(Raw records)
•••

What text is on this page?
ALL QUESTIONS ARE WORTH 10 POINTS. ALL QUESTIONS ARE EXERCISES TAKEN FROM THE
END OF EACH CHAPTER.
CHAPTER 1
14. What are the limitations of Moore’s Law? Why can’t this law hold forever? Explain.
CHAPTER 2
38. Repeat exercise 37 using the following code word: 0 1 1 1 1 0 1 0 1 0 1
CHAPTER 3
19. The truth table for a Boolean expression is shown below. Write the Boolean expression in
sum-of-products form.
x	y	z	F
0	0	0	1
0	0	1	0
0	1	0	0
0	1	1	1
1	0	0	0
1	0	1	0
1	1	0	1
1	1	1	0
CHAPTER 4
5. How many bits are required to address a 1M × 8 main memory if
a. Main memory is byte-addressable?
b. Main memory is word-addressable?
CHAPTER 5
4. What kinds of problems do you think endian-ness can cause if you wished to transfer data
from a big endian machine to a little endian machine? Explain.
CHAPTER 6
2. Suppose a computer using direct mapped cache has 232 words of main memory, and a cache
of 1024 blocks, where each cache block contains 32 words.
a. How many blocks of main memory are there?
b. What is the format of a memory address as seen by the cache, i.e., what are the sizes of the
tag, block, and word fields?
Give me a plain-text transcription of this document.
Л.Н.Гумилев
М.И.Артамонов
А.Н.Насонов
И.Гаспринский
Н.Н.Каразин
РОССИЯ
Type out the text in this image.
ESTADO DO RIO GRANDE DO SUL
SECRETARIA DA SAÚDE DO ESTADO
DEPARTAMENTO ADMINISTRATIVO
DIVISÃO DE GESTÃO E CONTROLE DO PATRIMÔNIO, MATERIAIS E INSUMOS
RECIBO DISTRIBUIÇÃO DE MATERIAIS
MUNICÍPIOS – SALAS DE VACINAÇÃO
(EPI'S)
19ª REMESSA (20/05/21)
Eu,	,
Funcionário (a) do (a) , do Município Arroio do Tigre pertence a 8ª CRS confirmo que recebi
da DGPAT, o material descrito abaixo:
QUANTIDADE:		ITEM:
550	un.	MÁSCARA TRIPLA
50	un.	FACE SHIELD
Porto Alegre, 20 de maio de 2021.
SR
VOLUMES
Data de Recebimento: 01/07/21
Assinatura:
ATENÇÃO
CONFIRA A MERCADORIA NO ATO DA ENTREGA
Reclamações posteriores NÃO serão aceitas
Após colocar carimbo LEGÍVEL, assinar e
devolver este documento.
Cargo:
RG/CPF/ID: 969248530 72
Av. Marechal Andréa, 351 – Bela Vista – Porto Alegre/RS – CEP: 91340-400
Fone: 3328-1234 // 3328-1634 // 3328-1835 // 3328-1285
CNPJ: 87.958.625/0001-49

•••

Starting with the line that contains "Give me a plain-text", output every line through the end of the listing above, unchanged.

■ **Exercise answer**:
Give me a plain-text transcription of this document.
Л.Н.Гумилев
М.И.Артамонов
А.Н.Насонов
И.Гаспринский
Н.Н.Каразин
РОССИЯ
Type out the text in this image.
ESTADO DO RIO GRANDE DO SUL
SECRETARIA DA SAÚDE DO ESTADO
DEPARTAMENTO ADMINISTRATIVO
DIVISÃO DE GESTÃO E CONTROLE DO PATRIMÔNIO, MATERIAIS E INSUMOS
RECIBO DISTRIBUIÇÃO DE MATERIAIS
MUNICÍPIOS – SALAS DE VACINAÇÃO
(EPI'S)
19ª REMESSA (20/05/21)
Eu,	,
Funcionário (a) do (a) , do Município Arroio do Tigre pertence a 8ª CRS confirmo que recebi
da DGPAT, o material descrito abaixo:
QUANTIDADE:		ITEM:
550	un.	MÁSCARA TRIPLA
50	un.	FACE SHIELD
Porto Alegre, 20 de maio de 2021.
SR
VOLUMES
Data de Recebimento: 01/07/21
Assinatura:
ATENÇÃO
CONFIRA A MERCADORIA NO ATO DA ENTREGA
Reclamações posteriores NÃO serão aceitas
Após colocar carimbo LEGÍVEL, assinar e
devolver este documento.
Cargo:
RG/CPF/ID: 969248530 72
Av. Marechal Andréa, 351 – Bela Vista – Porto Alegre/RS – CEP: 91340-400
Fone: 3328-1234 // 3328-1634 // 3328-1835 // 3328-1285
CNPJ: 87.958.625/0001-49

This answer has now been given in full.